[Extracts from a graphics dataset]
···
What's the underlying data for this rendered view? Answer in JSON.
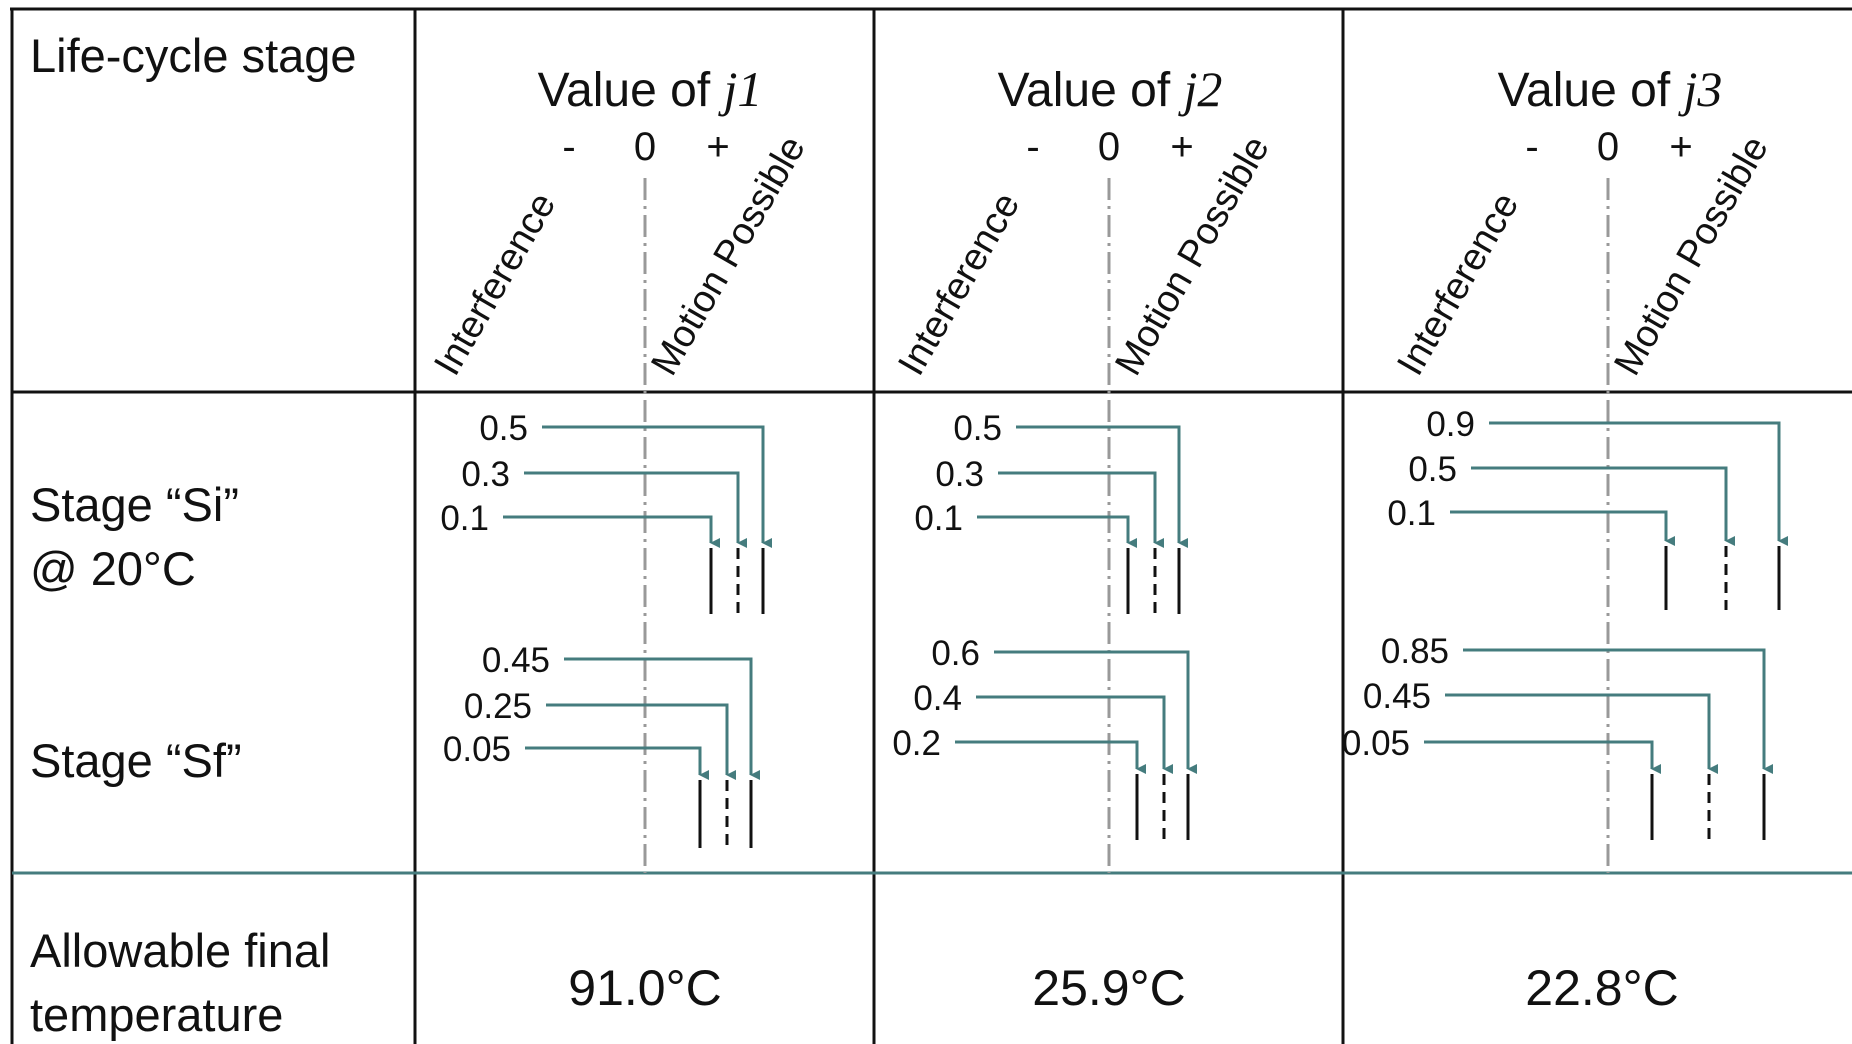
{
  "header": {
    "stage_label": "Life-cycle stage",
    "columns": [
      {
        "prefix": "Value of ",
        "var_letter": "j",
        "var_num": "1"
      },
      {
        "prefix": "Value of ",
        "var_letter": "j",
        "var_num": "2"
      },
      {
        "prefix": "Value of ",
        "var_letter": "j",
        "var_num": "3"
      }
    ],
    "sign_minus": "-",
    "sign_zero": "0",
    "sign_plus": "+",
    "interference_label": "Interference",
    "motion_label": "Motion Possible"
  },
  "rows": {
    "si_line1": "Stage “Si”",
    "si_line2": "@ 20°C",
    "sf_line1": "Stage “Sf”",
    "allowable_line1": "Allowable final",
    "allowable_line2": "temperature"
  },
  "columns": [
    {
      "si": [
        "0.5",
        "0.3",
        "0.1"
      ],
      "sf": [
        "0.45",
        "0.25",
        "0.05"
      ],
      "temperature": "91.0°C",
      "temperature_color": "#111111"
    },
    {
      "si": [
        "0.5",
        "0.3",
        "0.1"
      ],
      "sf": [
        "0.6",
        "0.4",
        "0.2"
      ],
      "temperature": "25.9°C",
      "temperature_color": "#111111"
    },
    {
      "si": [
        "0.9",
        "0.5",
        "0.1"
      ],
      "sf": [
        "0.85",
        "0.45",
        "0.05"
      ],
      "temperature": "22.8°C",
      "temperature_color": "#ff2a1a"
    }
  ],
  "colors": {
    "arrow": "#457c7e",
    "row_divider": "#457c7e",
    "grid": "#111111",
    "zero_line": "#999999"
  }
}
···
All entries must be written out again exactly as given, with no pictures in the copy.

What's the underlying data for this rendered view? Answer in JSON.
{
  "header": {
    "stage_label": "Life-cycle stage",
    "columns": [
      {
        "prefix": "Value of ",
        "var_letter": "j",
        "var_num": "1"
      },
      {
        "prefix": "Value of ",
        "var_letter": "j",
        "var_num": "2"
      },
      {
        "prefix": "Value of ",
        "var_letter": "j",
        "var_num": "3"
      }
    ],
    "sign_minus": "-",
    "sign_zero": "0",
    "sign_plus": "+",
    "interference_label": "Interference",
    "motion_label": "Motion Possible"
  },
  "rows": {
    "si_line1": "Stage “Si”",
    "si_line2": "@ 20°C",
    "sf_line1": "Stage “Sf”",
    "allowable_line1": "Allowable final",
    "allowable_line2": "temperature"
  },
  "columns": [
    {
      "si": [
        "0.5",
        "0.3",
        "0.1"
      ],
      "sf": [
        "0.45",
        "0.25",
        "0.05"
      ],
      "temperature": "91.0°C",
      "temperature_color": "#111111"
    },
    {
      "si": [
        "0.5",
        "0.3",
        "0.1"
      ],
      "sf": [
        "0.6",
        "0.4",
        "0.2"
      ],
      "temperature": "25.9°C",
      "temperature_color": "#111111"
    },
    {
      "si": [
        "0.9",
        "0.5",
        "0.1"
      ],
      "sf": [
        "0.85",
        "0.45",
        "0.05"
      ],
      "temperature": "22.8°C",
      "temperature_color": "#ff2a1a"
    }
  ],
  "colors": {
    "arrow": "#457c7e",
    "row_divider": "#457c7e",
    "grid": "#111111",
    "zero_line": "#999999"
  }
}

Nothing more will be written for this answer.